Images do not belong in the copy. Retype all the entries below exactly.

Data tied to figure images
--

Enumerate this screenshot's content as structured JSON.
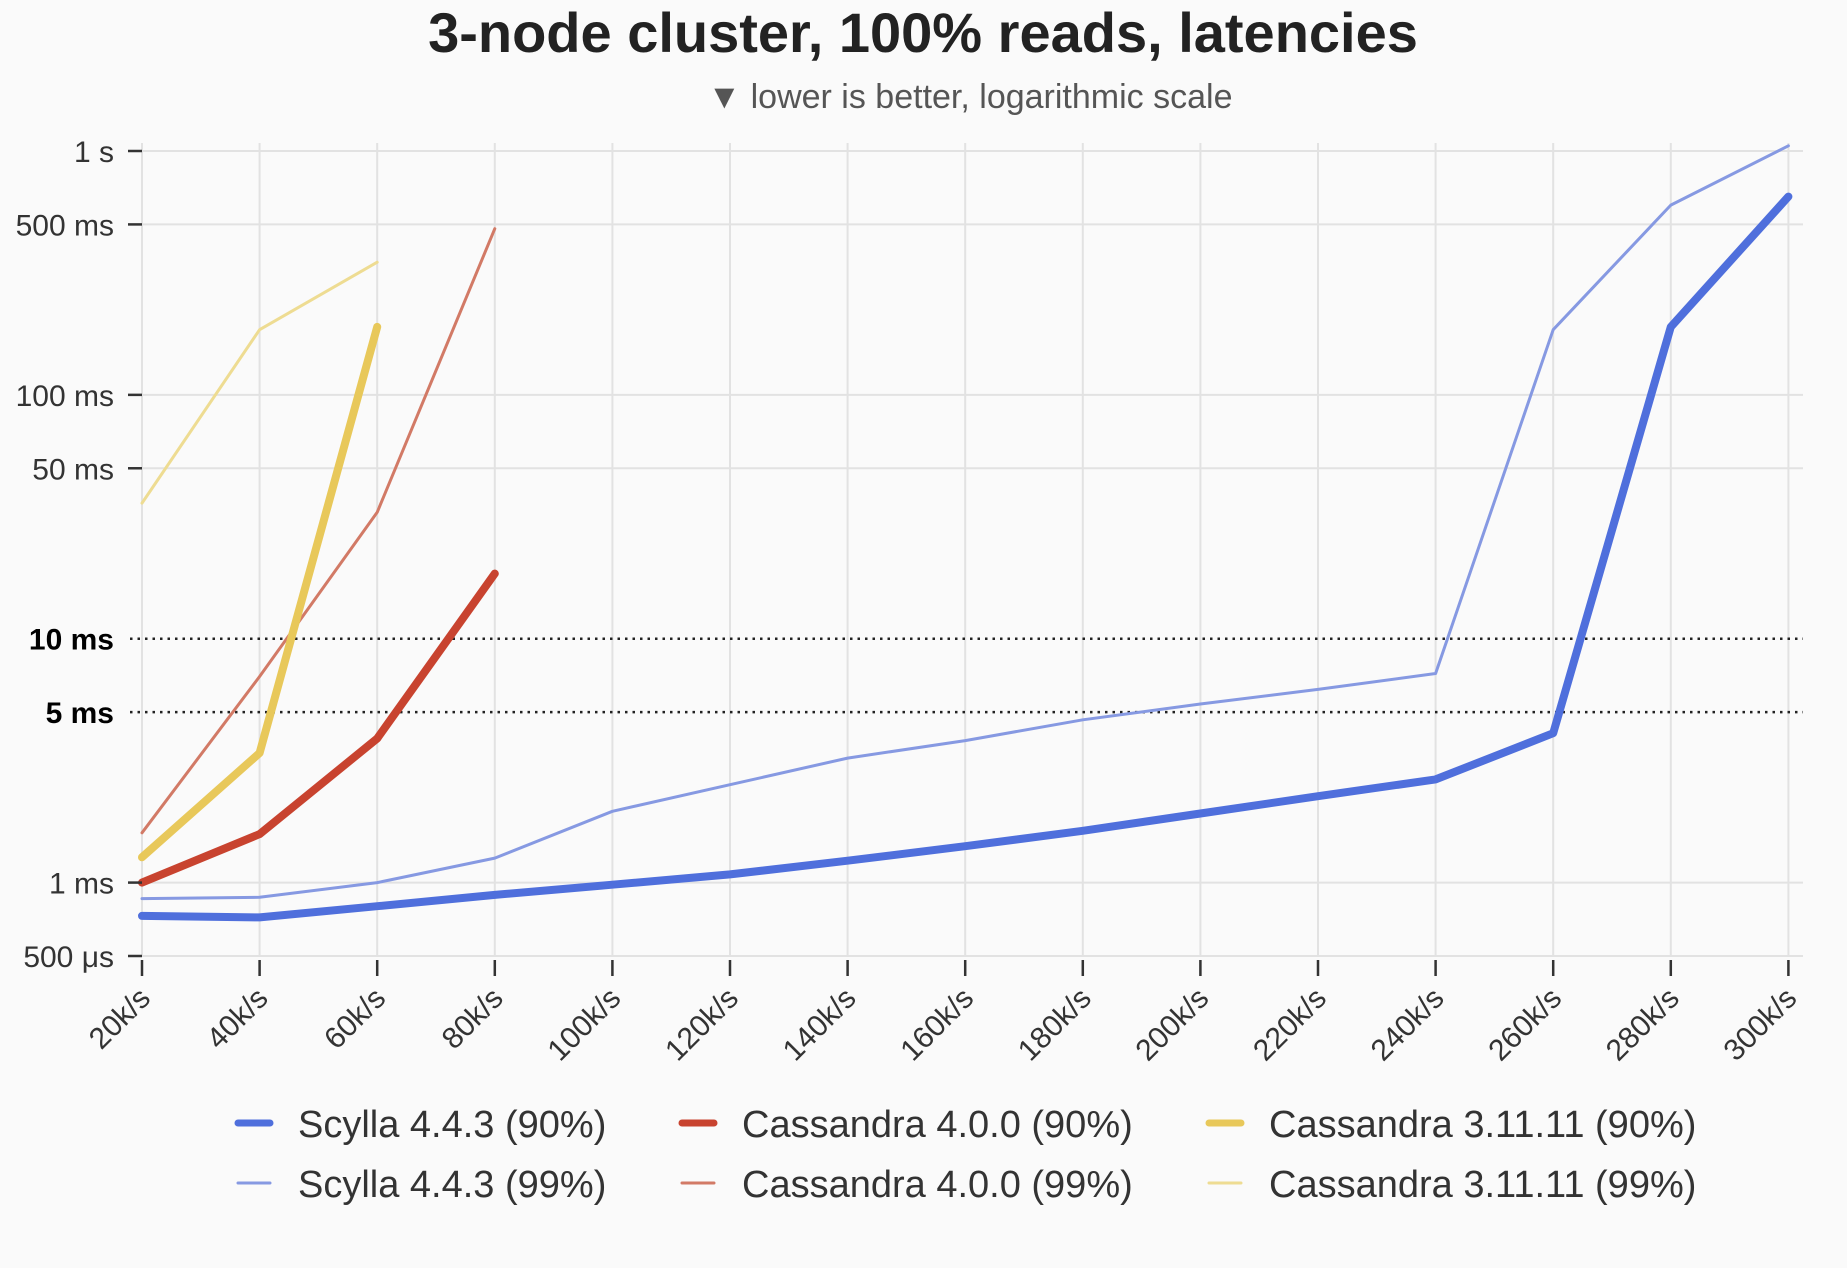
{
  "chart_data": {
    "type": "line",
    "title": "3-node cluster, 100% reads, latencies",
    "subtitle": "▼ lower is better, logarithmic scale",
    "x_categories": [
      "20k/s",
      "40k/s",
      "60k/s",
      "80k/s",
      "100k/s",
      "120k/s",
      "140k/s",
      "160k/s",
      "180k/s",
      "200k/s",
      "220k/s",
      "240k/s",
      "260k/s",
      "280k/s",
      "300k/s"
    ],
    "y_scale": "log",
    "y_unit": "ms",
    "ylim": [
      0.5,
      1000
    ],
    "y_ticks": [
      {
        "value": 1000,
        "label": "1 s",
        "bold": false,
        "dotted": false
      },
      {
        "value": 500,
        "label": "500 ms",
        "bold": false,
        "dotted": false
      },
      {
        "value": 100,
        "label": "100 ms",
        "bold": false,
        "dotted": false
      },
      {
        "value": 50,
        "label": "50 ms",
        "bold": false,
        "dotted": false
      },
      {
        "value": 10,
        "label": "10 ms",
        "bold": true,
        "dotted": true
      },
      {
        "value": 5,
        "label": "5 ms",
        "bold": true,
        "dotted": true
      },
      {
        "value": 1,
        "label": "1 ms",
        "bold": false,
        "dotted": false
      },
      {
        "value": 0.5,
        "label": "500 μs",
        "bold": false,
        "dotted": false
      }
    ],
    "grid": true,
    "legend_position": "bottom",
    "series": [
      {
        "name": "Scylla 4.4.3 (90%)",
        "color": "#4f6fdc",
        "weight": "thick",
        "values": [
          0.73,
          0.72,
          0.8,
          0.89,
          0.98,
          1.08,
          1.23,
          1.41,
          1.63,
          1.92,
          2.26,
          2.65,
          4.1,
          190,
          650
        ]
      },
      {
        "name": "Cassandra 4.0.0 (90%)",
        "color": "#c8432f",
        "weight": "thick",
        "values": [
          1.0,
          1.58,
          3.9,
          18.5
        ]
      },
      {
        "name": "Cassandra 3.11.11 (90%)",
        "color": "#e8c85a",
        "weight": "thick",
        "values": [
          1.27,
          3.4,
          190
        ]
      },
      {
        "name": "Scylla 4.4.3 (99%)",
        "color": "#8699e2",
        "weight": "thin",
        "values": [
          0.86,
          0.87,
          1.0,
          1.26,
          1.96,
          2.52,
          3.24,
          3.82,
          4.65,
          5.4,
          6.2,
          7.2,
          185,
          600,
          1050
        ]
      },
      {
        "name": "Cassandra 4.0.0 (99%)",
        "color": "#d27a66",
        "weight": "thin",
        "values": [
          1.6,
          7.0,
          33,
          480
        ]
      },
      {
        "name": "Cassandra 3.11.11 (99%)",
        "color": "#eedc92",
        "weight": "thin",
        "values": [
          36,
          185,
          350
        ]
      }
    ]
  }
}
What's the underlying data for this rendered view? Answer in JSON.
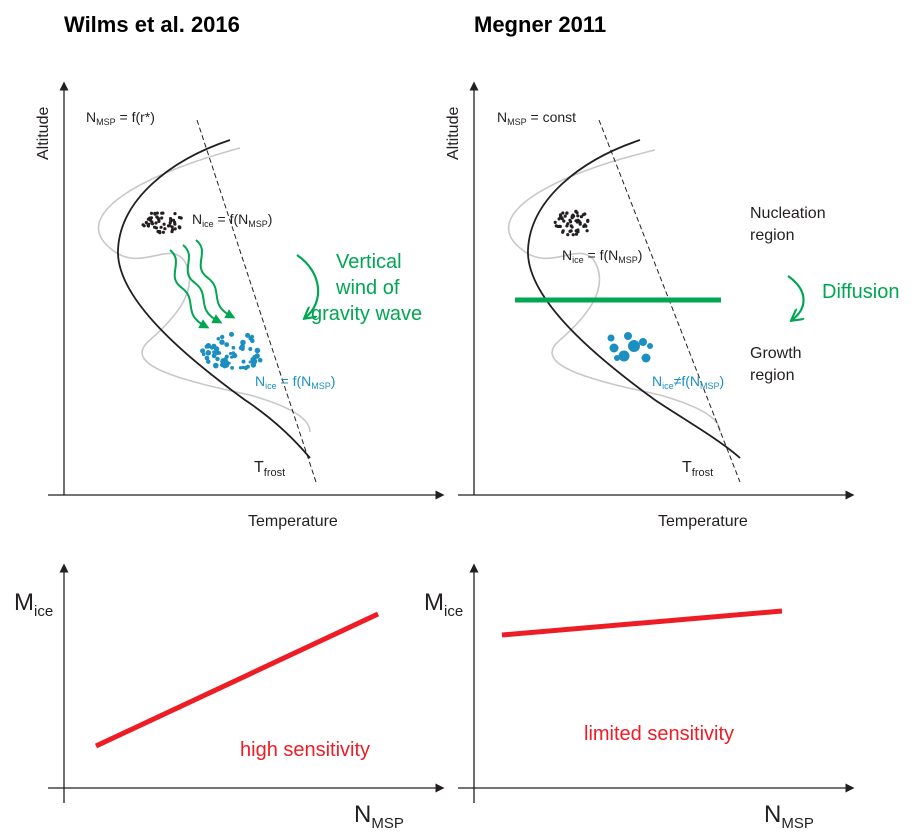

--

# [RESULT FOR THIS EXERCISE]
Enumerate this screenshot's content as structured JSON.
{
  "chart_data": {
    "type": "line",
    "title": "3-node cluster, 100% reads, latencies",
    "subtitle": "▼ lower is better, logarithmic scale",
    "x_categories": [
      "20k/s",
      "40k/s",
      "60k/s",
      "80k/s",
      "100k/s",
      "120k/s",
      "140k/s",
      "160k/s",
      "180k/s",
      "200k/s",
      "220k/s",
      "240k/s",
      "260k/s",
      "280k/s",
      "300k/s"
    ],
    "y_scale": "log",
    "y_unit": "ms",
    "ylim": [
      0.5,
      1000
    ],
    "y_ticks": [
      {
        "value": 1000,
        "label": "1 s",
        "bold": false,
        "dotted": false
      },
      {
        "value": 500,
        "label": "500 ms",
        "bold": false,
        "dotted": false
      },
      {
        "value": 100,
        "label": "100 ms",
        "bold": false,
        "dotted": false
      },
      {
        "value": 50,
        "label": "50 ms",
        "bold": false,
        "dotted": false
      },
      {
        "value": 10,
        "label": "10 ms",
        "bold": true,
        "dotted": true
      },
      {
        "value": 5,
        "label": "5 ms",
        "bold": true,
        "dotted": true
      },
      {
        "value": 1,
        "label": "1 ms",
        "bold": false,
        "dotted": false
      },
      {
        "value": 0.5,
        "label": "500 μs",
        "bold": false,
        "dotted": false
      }
    ],
    "grid": true,
    "legend_position": "bottom",
    "series": [
      {
        "name": "Scylla 4.4.3 (90%)",
        "color": "#4f6fdc",
        "weight": "thick",
        "values": [
          0.73,
          0.72,
          0.8,
          0.89,
          0.98,
          1.08,
          1.23,
          1.41,
          1.63,
          1.92,
          2.26,
          2.65,
          4.1,
          190,
          650
        ]
      },
      {
        "name": "Cassandra 4.0.0 (90%)",
        "color": "#c8432f",
        "weight": "thick",
        "values": [
          1.0,
          1.58,
          3.9,
          18.5
        ]
      },
      {
        "name": "Cassandra 3.11.11 (90%)",
        "color": "#e8c85a",
        "weight": "thick",
        "values": [
          1.27,
          3.4,
          190
        ]
      },
      {
        "name": "Scylla 4.4.3 (99%)",
        "color": "#8699e2",
        "weight": "thin",
        "values": [
          0.86,
          0.87,
          1.0,
          1.26,
          1.96,
          2.52,
          3.24,
          3.82,
          4.65,
          5.4,
          6.2,
          7.2,
          185,
          600,
          1050
        ]
      },
      {
        "name": "Cassandra 4.0.0 (99%)",
        "color": "#d27a66",
        "weight": "thin",
        "values": [
          1.6,
          7.0,
          33,
          480
        ]
      },
      {
        "name": "Cassandra 3.11.11 (99%)",
        "color": "#eedc92",
        "weight": "thin",
        "values": [
          36,
          185,
          350
        ]
      }
    ]
  }
}
What's the underlying data for this rendered view? Answer in JSON.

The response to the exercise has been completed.